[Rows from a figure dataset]

⟨

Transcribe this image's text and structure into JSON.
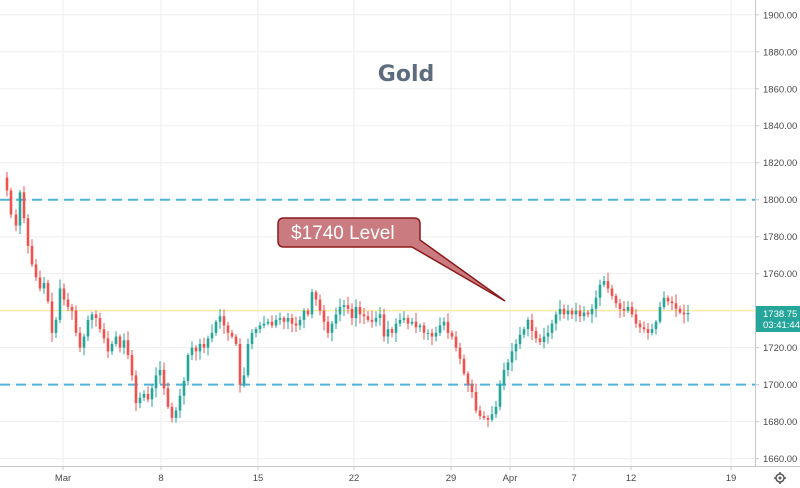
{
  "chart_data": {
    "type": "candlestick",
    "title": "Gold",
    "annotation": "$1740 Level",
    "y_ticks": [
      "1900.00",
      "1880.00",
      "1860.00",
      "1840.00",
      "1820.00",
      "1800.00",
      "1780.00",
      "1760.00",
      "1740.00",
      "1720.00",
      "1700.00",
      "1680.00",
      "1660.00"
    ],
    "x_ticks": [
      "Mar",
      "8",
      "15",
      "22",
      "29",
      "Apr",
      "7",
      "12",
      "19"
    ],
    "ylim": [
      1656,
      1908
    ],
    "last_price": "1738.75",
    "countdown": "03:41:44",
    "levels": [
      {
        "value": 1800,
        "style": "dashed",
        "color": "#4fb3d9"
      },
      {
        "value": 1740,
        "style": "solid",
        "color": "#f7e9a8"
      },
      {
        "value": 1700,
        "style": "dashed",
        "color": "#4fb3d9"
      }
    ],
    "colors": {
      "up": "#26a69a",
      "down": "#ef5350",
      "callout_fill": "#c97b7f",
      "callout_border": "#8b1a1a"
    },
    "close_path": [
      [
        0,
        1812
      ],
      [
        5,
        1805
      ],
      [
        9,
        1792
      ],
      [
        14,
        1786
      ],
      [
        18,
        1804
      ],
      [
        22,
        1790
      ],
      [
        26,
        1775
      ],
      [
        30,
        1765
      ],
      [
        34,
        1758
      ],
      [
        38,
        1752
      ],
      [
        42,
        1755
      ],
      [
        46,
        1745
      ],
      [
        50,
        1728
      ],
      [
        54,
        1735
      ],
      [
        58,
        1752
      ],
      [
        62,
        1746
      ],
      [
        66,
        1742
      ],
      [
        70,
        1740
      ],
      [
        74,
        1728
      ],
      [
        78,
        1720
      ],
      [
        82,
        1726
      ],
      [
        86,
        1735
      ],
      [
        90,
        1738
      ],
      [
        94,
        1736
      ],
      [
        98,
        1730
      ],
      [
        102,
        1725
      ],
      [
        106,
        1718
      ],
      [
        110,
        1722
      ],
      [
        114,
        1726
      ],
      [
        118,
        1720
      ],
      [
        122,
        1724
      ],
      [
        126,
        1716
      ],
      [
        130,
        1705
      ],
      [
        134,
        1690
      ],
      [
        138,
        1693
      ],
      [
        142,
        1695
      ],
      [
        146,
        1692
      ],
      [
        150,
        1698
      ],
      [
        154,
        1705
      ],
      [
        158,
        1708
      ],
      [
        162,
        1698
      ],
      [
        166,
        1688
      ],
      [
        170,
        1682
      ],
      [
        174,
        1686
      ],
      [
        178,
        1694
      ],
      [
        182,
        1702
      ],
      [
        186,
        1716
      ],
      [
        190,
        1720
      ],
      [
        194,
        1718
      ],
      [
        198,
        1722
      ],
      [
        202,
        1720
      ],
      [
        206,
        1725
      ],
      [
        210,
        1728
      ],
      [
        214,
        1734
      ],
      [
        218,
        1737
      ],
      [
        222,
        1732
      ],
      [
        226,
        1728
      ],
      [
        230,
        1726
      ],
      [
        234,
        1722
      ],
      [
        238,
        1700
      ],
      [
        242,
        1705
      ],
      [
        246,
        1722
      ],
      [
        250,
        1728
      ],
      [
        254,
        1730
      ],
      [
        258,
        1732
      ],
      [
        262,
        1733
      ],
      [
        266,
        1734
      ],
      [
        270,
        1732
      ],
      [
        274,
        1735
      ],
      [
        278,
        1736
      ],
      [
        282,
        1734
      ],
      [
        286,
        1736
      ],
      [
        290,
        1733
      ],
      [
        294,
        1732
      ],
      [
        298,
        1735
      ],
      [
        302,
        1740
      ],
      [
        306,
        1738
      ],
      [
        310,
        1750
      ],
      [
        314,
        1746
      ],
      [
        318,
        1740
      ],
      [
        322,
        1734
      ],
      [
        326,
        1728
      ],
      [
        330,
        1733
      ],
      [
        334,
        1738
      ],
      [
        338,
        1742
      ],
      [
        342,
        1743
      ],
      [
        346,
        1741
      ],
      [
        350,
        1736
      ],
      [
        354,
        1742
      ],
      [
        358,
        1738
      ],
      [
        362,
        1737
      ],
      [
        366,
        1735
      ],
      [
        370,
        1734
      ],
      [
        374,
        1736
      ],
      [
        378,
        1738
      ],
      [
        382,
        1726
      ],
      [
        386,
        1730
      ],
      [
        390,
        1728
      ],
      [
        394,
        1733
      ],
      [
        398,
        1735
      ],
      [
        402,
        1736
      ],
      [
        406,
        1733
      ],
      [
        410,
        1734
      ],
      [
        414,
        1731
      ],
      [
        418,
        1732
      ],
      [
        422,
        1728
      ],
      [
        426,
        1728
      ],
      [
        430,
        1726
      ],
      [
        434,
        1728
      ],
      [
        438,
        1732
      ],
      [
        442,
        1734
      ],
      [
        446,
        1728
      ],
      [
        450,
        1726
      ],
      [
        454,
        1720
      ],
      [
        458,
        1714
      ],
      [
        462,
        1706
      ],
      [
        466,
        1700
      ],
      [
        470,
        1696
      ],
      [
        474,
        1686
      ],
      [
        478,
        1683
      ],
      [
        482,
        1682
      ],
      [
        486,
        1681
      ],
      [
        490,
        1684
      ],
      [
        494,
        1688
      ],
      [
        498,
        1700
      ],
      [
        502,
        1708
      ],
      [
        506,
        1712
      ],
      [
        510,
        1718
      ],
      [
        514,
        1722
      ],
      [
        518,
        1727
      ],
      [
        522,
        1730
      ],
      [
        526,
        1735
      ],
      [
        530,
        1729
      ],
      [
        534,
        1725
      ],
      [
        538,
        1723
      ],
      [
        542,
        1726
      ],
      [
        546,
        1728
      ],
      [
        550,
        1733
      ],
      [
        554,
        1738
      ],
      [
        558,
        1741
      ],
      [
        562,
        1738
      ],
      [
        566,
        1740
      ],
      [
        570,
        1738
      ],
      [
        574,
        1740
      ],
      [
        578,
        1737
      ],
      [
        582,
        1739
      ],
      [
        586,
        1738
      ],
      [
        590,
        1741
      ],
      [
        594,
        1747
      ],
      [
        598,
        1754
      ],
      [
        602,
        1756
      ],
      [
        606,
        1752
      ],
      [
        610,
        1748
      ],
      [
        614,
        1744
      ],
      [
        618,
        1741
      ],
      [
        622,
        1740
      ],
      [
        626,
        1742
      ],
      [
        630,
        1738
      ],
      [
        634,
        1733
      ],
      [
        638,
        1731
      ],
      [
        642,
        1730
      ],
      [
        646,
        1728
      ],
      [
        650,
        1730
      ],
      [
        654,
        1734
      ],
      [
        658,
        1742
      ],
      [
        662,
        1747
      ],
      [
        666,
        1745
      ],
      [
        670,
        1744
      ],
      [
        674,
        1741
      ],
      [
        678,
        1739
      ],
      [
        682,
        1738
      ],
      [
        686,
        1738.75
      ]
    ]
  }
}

⟩

Restate every record exactly, please; do not copy the pictures.

### Result for this exercise
Transcribe this image's text and structure into JSON.
{
  "chart_data": {
    "type": "candlestick",
    "title": "Gold",
    "annotation": "$1740 Level",
    "y_ticks": [
      "1900.00",
      "1880.00",
      "1860.00",
      "1840.00",
      "1820.00",
      "1800.00",
      "1780.00",
      "1760.00",
      "1740.00",
      "1720.00",
      "1700.00",
      "1680.00",
      "1660.00"
    ],
    "x_ticks": [
      "Mar",
      "8",
      "15",
      "22",
      "29",
      "Apr",
      "7",
      "12",
      "19"
    ],
    "ylim": [
      1656,
      1908
    ],
    "last_price": "1738.75",
    "countdown": "03:41:44",
    "levels": [
      {
        "value": 1800,
        "style": "dashed",
        "color": "#4fb3d9"
      },
      {
        "value": 1740,
        "style": "solid",
        "color": "#f7e9a8"
      },
      {
        "value": 1700,
        "style": "dashed",
        "color": "#4fb3d9"
      }
    ],
    "colors": {
      "up": "#26a69a",
      "down": "#ef5350",
      "callout_fill": "#c97b7f",
      "callout_border": "#8b1a1a"
    },
    "close_path": [
      [
        0,
        1812
      ],
      [
        5,
        1805
      ],
      [
        9,
        1792
      ],
      [
        14,
        1786
      ],
      [
        18,
        1804
      ],
      [
        22,
        1790
      ],
      [
        26,
        1775
      ],
      [
        30,
        1765
      ],
      [
        34,
        1758
      ],
      [
        38,
        1752
      ],
      [
        42,
        1755
      ],
      [
        46,
        1745
      ],
      [
        50,
        1728
      ],
      [
        54,
        1735
      ],
      [
        58,
        1752
      ],
      [
        62,
        1746
      ],
      [
        66,
        1742
      ],
      [
        70,
        1740
      ],
      [
        74,
        1728
      ],
      [
        78,
        1720
      ],
      [
        82,
        1726
      ],
      [
        86,
        1735
      ],
      [
        90,
        1738
      ],
      [
        94,
        1736
      ],
      [
        98,
        1730
      ],
      [
        102,
        1725
      ],
      [
        106,
        1718
      ],
      [
        110,
        1722
      ],
      [
        114,
        1726
      ],
      [
        118,
        1720
      ],
      [
        122,
        1724
      ],
      [
        126,
        1716
      ],
      [
        130,
        1705
      ],
      [
        134,
        1690
      ],
      [
        138,
        1693
      ],
      [
        142,
        1695
      ],
      [
        146,
        1692
      ],
      [
        150,
        1698
      ],
      [
        154,
        1705
      ],
      [
        158,
        1708
      ],
      [
        162,
        1698
      ],
      [
        166,
        1688
      ],
      [
        170,
        1682
      ],
      [
        174,
        1686
      ],
      [
        178,
        1694
      ],
      [
        182,
        1702
      ],
      [
        186,
        1716
      ],
      [
        190,
        1720
      ],
      [
        194,
        1718
      ],
      [
        198,
        1722
      ],
      [
        202,
        1720
      ],
      [
        206,
        1725
      ],
      [
        210,
        1728
      ],
      [
        214,
        1734
      ],
      [
        218,
        1737
      ],
      [
        222,
        1732
      ],
      [
        226,
        1728
      ],
      [
        230,
        1726
      ],
      [
        234,
        1722
      ],
      [
        238,
        1700
      ],
      [
        242,
        1705
      ],
      [
        246,
        1722
      ],
      [
        250,
        1728
      ],
      [
        254,
        1730
      ],
      [
        258,
        1732
      ],
      [
        262,
        1733
      ],
      [
        266,
        1734
      ],
      [
        270,
        1732
      ],
      [
        274,
        1735
      ],
      [
        278,
        1736
      ],
      [
        282,
        1734
      ],
      [
        286,
        1736
      ],
      [
        290,
        1733
      ],
      [
        294,
        1732
      ],
      [
        298,
        1735
      ],
      [
        302,
        1740
      ],
      [
        306,
        1738
      ],
      [
        310,
        1750
      ],
      [
        314,
        1746
      ],
      [
        318,
        1740
      ],
      [
        322,
        1734
      ],
      [
        326,
        1728
      ],
      [
        330,
        1733
      ],
      [
        334,
        1738
      ],
      [
        338,
        1742
      ],
      [
        342,
        1743
      ],
      [
        346,
        1741
      ],
      [
        350,
        1736
      ],
      [
        354,
        1742
      ],
      [
        358,
        1738
      ],
      [
        362,
        1737
      ],
      [
        366,
        1735
      ],
      [
        370,
        1734
      ],
      [
        374,
        1736
      ],
      [
        378,
        1738
      ],
      [
        382,
        1726
      ],
      [
        386,
        1730
      ],
      [
        390,
        1728
      ],
      [
        394,
        1733
      ],
      [
        398,
        1735
      ],
      [
        402,
        1736
      ],
      [
        406,
        1733
      ],
      [
        410,
        1734
      ],
      [
        414,
        1731
      ],
      [
        418,
        1732
      ],
      [
        422,
        1728
      ],
      [
        426,
        1728
      ],
      [
        430,
        1726
      ],
      [
        434,
        1728
      ],
      [
        438,
        1732
      ],
      [
        442,
        1734
      ],
      [
        446,
        1728
      ],
      [
        450,
        1726
      ],
      [
        454,
        1720
      ],
      [
        458,
        1714
      ],
      [
        462,
        1706
      ],
      [
        466,
        1700
      ],
      [
        470,
        1696
      ],
      [
        474,
        1686
      ],
      [
        478,
        1683
      ],
      [
        482,
        1682
      ],
      [
        486,
        1681
      ],
      [
        490,
        1684
      ],
      [
        494,
        1688
      ],
      [
        498,
        1700
      ],
      [
        502,
        1708
      ],
      [
        506,
        1712
      ],
      [
        510,
        1718
      ],
      [
        514,
        1722
      ],
      [
        518,
        1727
      ],
      [
        522,
        1730
      ],
      [
        526,
        1735
      ],
      [
        530,
        1729
      ],
      [
        534,
        1725
      ],
      [
        538,
        1723
      ],
      [
        542,
        1726
      ],
      [
        546,
        1728
      ],
      [
        550,
        1733
      ],
      [
        554,
        1738
      ],
      [
        558,
        1741
      ],
      [
        562,
        1738
      ],
      [
        566,
        1740
      ],
      [
        570,
        1738
      ],
      [
        574,
        1740
      ],
      [
        578,
        1737
      ],
      [
        582,
        1739
      ],
      [
        586,
        1738
      ],
      [
        590,
        1741
      ],
      [
        594,
        1747
      ],
      [
        598,
        1754
      ],
      [
        602,
        1756
      ],
      [
        606,
        1752
      ],
      [
        610,
        1748
      ],
      [
        614,
        1744
      ],
      [
        618,
        1741
      ],
      [
        622,
        1740
      ],
      [
        626,
        1742
      ],
      [
        630,
        1738
      ],
      [
        634,
        1733
      ],
      [
        638,
        1731
      ],
      [
        642,
        1730
      ],
      [
        646,
        1728
      ],
      [
        650,
        1730
      ],
      [
        654,
        1734
      ],
      [
        658,
        1742
      ],
      [
        662,
        1747
      ],
      [
        666,
        1745
      ],
      [
        670,
        1744
      ],
      [
        674,
        1741
      ],
      [
        678,
        1739
      ],
      [
        682,
        1738
      ],
      [
        686,
        1738.75
      ]
    ]
  }
}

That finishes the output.